**What to produce**.
Put the lines of the listing from the one containing "title-bar: Tag Mapping x: [6, 6, 593, 32]" through the one containing "table-row[interactable]: 86_PMP02.Status SOE" into a JSON list of strings, one string per line, with blank lines left out.

**Provided data**.
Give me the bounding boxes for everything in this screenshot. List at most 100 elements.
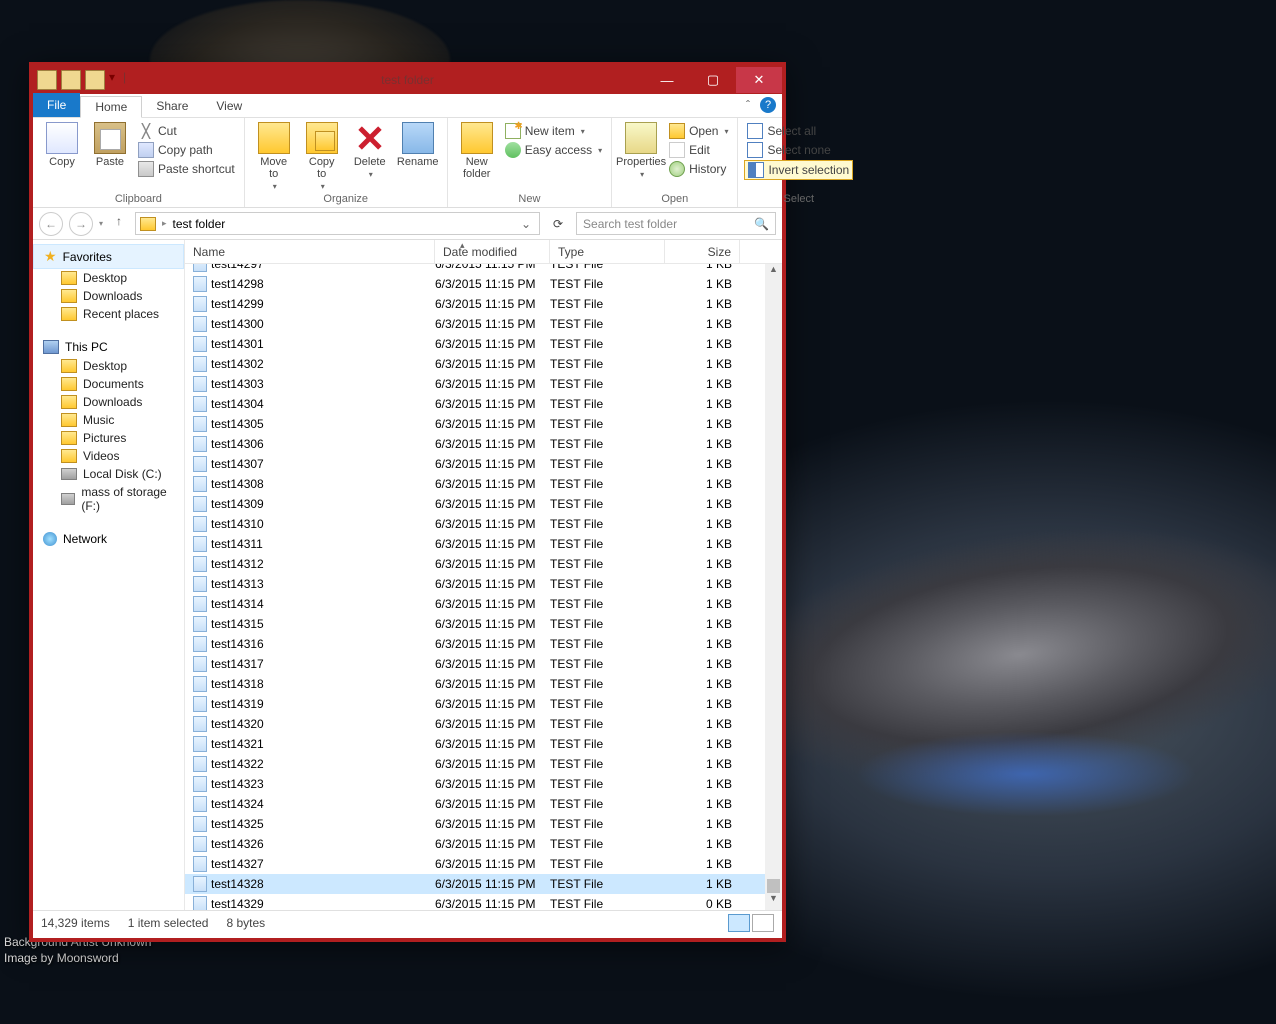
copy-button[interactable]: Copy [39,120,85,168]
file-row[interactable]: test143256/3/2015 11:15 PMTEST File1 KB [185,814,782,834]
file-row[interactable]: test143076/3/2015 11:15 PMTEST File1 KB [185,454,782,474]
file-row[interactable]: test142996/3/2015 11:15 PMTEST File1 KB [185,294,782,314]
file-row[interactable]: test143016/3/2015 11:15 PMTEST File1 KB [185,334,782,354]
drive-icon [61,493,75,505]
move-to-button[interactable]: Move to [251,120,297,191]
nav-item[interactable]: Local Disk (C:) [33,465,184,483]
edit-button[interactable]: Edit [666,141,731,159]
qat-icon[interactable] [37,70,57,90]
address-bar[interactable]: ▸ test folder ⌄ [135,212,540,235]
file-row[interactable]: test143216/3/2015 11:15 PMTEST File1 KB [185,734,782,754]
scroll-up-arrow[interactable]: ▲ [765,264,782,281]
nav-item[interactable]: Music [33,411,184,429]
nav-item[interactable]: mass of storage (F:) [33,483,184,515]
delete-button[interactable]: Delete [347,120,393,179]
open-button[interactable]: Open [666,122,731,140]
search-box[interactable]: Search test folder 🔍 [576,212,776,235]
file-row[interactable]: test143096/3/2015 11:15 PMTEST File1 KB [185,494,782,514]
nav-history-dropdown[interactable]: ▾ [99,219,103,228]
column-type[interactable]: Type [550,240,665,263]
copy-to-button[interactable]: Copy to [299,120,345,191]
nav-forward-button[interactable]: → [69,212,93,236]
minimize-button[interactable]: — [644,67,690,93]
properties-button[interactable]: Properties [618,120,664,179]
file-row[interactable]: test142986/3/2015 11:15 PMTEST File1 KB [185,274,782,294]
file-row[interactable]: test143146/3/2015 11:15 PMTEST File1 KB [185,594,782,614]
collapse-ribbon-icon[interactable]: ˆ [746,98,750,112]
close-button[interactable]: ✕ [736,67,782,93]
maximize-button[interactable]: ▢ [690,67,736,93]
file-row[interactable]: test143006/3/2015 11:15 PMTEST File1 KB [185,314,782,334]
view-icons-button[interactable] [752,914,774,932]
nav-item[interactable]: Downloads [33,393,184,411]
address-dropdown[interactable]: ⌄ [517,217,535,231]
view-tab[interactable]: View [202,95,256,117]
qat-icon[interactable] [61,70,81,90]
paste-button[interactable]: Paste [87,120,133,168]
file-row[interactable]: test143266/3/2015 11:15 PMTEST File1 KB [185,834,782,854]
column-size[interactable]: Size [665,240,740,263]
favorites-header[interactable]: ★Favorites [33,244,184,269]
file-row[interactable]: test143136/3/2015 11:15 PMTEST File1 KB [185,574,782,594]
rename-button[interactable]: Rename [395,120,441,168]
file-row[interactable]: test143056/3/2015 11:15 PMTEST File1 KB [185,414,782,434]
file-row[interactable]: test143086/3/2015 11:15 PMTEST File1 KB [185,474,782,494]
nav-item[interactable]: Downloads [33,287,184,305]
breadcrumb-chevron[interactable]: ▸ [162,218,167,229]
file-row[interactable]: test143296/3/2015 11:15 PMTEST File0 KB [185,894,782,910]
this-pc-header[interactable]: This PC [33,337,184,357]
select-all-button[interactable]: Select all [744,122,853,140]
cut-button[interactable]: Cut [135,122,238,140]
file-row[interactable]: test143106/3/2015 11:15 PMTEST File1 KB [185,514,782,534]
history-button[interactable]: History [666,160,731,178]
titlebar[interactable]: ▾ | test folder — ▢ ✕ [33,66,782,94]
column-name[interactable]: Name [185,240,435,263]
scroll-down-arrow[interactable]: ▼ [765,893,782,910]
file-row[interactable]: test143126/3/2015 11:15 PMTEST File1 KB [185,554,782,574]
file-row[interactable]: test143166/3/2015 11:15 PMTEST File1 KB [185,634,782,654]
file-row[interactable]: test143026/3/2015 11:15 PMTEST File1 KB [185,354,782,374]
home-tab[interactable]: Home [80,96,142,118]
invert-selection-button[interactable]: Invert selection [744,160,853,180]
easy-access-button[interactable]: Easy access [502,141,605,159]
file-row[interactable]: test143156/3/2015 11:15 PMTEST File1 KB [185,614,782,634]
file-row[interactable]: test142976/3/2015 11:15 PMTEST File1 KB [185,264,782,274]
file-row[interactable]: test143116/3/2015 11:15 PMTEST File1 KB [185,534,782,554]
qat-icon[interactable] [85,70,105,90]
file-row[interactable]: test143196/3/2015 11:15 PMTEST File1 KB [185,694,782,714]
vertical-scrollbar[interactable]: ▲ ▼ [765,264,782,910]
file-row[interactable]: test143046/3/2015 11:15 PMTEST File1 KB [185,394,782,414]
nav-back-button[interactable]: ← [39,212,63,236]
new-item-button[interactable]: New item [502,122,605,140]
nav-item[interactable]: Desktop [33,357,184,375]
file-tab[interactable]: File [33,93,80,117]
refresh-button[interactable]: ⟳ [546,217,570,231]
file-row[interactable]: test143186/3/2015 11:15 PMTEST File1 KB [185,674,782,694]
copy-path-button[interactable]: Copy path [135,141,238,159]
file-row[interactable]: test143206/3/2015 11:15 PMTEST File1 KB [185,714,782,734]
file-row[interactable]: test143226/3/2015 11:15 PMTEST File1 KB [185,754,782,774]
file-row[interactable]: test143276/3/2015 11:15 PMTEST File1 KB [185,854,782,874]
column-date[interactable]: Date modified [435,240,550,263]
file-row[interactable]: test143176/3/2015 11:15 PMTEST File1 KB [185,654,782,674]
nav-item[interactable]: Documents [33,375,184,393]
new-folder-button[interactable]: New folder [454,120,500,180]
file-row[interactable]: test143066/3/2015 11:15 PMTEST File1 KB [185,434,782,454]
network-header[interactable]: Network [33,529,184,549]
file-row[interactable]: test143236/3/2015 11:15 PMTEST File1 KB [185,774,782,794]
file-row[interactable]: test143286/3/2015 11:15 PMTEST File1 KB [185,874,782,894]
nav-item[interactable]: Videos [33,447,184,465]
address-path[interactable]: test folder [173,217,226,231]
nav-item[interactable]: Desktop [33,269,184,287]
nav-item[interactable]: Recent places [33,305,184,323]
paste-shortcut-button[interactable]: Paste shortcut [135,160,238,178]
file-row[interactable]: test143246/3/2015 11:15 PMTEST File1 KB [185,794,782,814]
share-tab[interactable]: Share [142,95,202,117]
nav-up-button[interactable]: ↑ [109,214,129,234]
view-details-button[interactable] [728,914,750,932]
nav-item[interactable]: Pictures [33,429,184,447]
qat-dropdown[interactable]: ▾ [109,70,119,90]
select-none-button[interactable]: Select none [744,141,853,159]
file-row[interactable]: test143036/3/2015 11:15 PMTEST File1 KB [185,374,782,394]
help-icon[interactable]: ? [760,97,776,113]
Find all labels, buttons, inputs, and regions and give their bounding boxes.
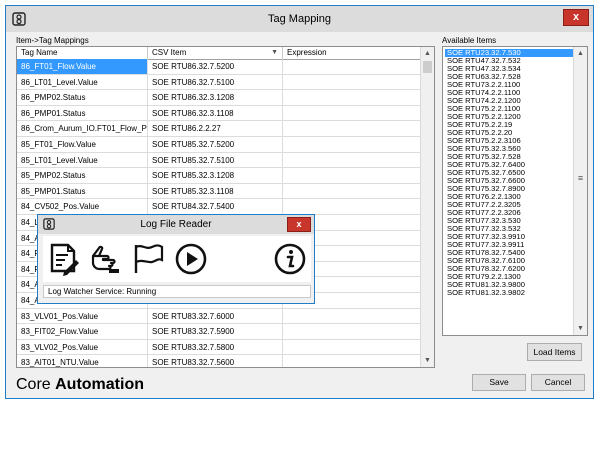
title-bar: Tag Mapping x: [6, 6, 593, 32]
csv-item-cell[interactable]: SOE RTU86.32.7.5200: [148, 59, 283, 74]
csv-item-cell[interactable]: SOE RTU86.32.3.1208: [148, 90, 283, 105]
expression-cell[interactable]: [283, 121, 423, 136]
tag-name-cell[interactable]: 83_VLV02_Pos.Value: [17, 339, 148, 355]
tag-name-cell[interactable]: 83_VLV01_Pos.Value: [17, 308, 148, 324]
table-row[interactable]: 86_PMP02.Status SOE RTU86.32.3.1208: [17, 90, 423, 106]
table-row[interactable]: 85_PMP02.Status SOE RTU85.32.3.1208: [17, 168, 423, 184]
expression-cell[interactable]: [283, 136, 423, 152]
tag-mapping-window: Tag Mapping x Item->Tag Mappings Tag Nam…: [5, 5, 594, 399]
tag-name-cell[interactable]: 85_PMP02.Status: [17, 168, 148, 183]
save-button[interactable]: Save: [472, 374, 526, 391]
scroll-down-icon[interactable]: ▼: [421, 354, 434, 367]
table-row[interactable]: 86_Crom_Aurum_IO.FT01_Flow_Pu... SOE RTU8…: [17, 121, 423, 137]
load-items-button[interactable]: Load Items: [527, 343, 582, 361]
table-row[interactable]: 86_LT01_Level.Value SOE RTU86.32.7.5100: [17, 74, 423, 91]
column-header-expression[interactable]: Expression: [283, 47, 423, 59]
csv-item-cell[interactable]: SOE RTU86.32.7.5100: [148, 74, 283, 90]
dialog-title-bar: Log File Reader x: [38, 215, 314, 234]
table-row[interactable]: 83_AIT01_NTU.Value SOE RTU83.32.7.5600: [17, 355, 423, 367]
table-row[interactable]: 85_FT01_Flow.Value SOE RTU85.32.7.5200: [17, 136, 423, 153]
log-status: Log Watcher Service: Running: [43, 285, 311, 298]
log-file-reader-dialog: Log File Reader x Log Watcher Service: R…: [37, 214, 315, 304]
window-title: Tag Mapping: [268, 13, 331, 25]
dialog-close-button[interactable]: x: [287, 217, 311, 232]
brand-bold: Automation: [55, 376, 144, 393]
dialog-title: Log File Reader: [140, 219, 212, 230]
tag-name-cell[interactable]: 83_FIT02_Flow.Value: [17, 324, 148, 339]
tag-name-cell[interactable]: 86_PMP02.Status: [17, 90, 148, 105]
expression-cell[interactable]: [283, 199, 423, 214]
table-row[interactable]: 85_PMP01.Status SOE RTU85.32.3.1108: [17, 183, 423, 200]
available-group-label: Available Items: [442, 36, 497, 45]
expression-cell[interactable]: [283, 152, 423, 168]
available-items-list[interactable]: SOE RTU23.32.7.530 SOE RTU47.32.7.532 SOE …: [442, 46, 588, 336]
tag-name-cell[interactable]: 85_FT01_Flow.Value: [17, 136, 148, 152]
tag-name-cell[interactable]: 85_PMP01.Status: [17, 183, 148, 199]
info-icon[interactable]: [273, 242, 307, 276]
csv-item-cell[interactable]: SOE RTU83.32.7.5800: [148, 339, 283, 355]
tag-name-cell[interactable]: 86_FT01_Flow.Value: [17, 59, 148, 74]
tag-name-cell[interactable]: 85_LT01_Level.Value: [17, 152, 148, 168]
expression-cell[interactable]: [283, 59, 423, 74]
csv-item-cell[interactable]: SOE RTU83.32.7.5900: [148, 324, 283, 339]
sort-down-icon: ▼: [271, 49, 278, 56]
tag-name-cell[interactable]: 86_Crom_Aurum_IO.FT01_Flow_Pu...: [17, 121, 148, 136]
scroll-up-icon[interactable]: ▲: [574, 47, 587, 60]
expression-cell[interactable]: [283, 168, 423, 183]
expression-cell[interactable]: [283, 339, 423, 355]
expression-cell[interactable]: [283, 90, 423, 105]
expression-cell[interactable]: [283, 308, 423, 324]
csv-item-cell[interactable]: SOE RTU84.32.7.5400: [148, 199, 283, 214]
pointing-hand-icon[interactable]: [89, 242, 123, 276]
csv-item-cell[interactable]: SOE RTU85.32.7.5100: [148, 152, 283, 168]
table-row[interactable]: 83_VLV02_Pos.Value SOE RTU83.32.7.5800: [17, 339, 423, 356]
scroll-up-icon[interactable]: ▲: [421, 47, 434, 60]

**Written answer**.
[
  "title-bar: Tag Mapping x: [6, 6, 593, 32]",
  "csv-item-cell[interactable]: SOE RTU86.32.7.5200: [148, 59, 283, 74]",
  "csv-item-cell[interactable]: SOE RTU86.32.3.1208: [148, 90, 283, 105]",
  "expression-cell[interactable]: [283, 121, 423, 136]",
  "tag-name-cell[interactable]: 83_VLV02_Pos.Value: [17, 339, 148, 355]",
  "tag-name-cell[interactable]: 83_VLV01_Pos.Value: [17, 308, 148, 324]",
  "table-row[interactable]: 86_PMP02.Status SOE RTU86.32.3.1208: [17, 90, 423, 106]"
]